#### [Supplied material]
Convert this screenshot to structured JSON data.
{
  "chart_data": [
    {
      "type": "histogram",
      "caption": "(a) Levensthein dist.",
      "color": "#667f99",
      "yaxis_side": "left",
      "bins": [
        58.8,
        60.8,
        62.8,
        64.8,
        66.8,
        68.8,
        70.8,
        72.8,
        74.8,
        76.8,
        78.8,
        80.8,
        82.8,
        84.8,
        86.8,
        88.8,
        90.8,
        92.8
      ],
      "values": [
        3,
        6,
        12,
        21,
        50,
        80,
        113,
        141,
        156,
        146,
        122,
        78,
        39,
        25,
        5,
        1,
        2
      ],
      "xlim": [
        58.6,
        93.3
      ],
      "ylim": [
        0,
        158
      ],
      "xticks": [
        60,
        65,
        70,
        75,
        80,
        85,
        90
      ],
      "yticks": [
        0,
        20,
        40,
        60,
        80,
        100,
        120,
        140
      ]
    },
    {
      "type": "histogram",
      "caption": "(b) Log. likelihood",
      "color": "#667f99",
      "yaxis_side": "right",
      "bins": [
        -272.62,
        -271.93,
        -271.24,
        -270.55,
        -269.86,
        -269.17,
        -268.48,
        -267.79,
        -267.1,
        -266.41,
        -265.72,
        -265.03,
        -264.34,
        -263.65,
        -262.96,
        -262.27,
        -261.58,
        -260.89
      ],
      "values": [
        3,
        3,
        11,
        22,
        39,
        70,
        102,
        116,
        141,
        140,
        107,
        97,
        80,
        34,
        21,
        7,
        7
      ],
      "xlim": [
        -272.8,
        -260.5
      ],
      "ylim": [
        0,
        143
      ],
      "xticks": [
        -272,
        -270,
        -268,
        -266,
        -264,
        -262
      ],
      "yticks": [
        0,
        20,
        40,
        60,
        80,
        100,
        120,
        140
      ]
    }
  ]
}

* * *

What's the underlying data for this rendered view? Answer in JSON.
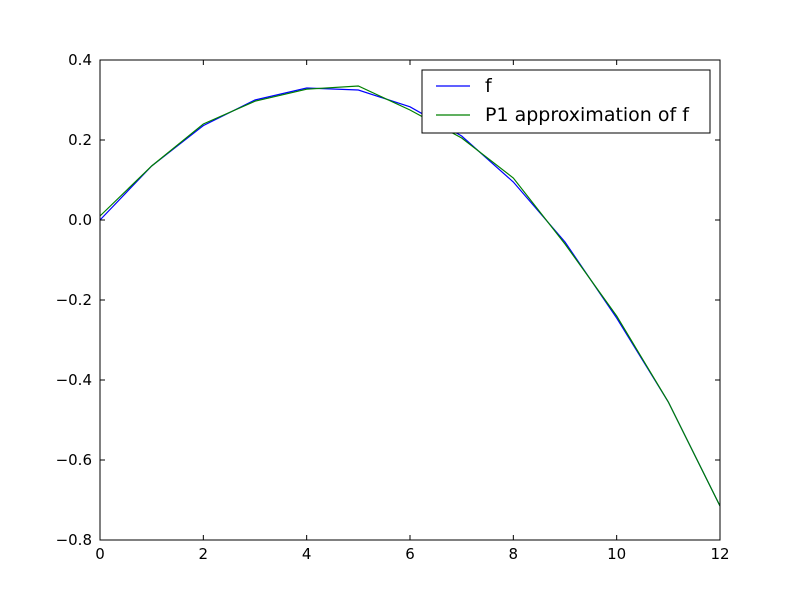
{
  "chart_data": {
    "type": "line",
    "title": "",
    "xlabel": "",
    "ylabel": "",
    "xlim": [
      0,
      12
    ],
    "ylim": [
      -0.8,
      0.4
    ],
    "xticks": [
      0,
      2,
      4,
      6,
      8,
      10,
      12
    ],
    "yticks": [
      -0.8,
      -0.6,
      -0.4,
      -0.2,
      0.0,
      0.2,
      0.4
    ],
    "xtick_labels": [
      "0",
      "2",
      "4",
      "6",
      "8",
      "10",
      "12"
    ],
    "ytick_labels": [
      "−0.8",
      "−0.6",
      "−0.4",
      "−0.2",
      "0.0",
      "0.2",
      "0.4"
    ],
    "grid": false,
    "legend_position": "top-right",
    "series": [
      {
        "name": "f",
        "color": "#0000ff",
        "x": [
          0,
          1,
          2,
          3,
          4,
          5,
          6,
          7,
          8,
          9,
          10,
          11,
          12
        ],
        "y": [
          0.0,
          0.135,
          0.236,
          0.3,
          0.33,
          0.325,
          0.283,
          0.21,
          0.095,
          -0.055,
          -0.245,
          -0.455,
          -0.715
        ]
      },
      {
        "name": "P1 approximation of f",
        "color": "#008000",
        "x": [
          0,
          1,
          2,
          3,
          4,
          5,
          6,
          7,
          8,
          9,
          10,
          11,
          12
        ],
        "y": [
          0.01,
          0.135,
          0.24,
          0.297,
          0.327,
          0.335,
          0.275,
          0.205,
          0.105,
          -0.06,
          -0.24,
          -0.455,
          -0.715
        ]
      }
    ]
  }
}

#### [Goal of the exercise]
Count all lines of the data that include "color". The answer is the number alone.

#### [Written answer]
4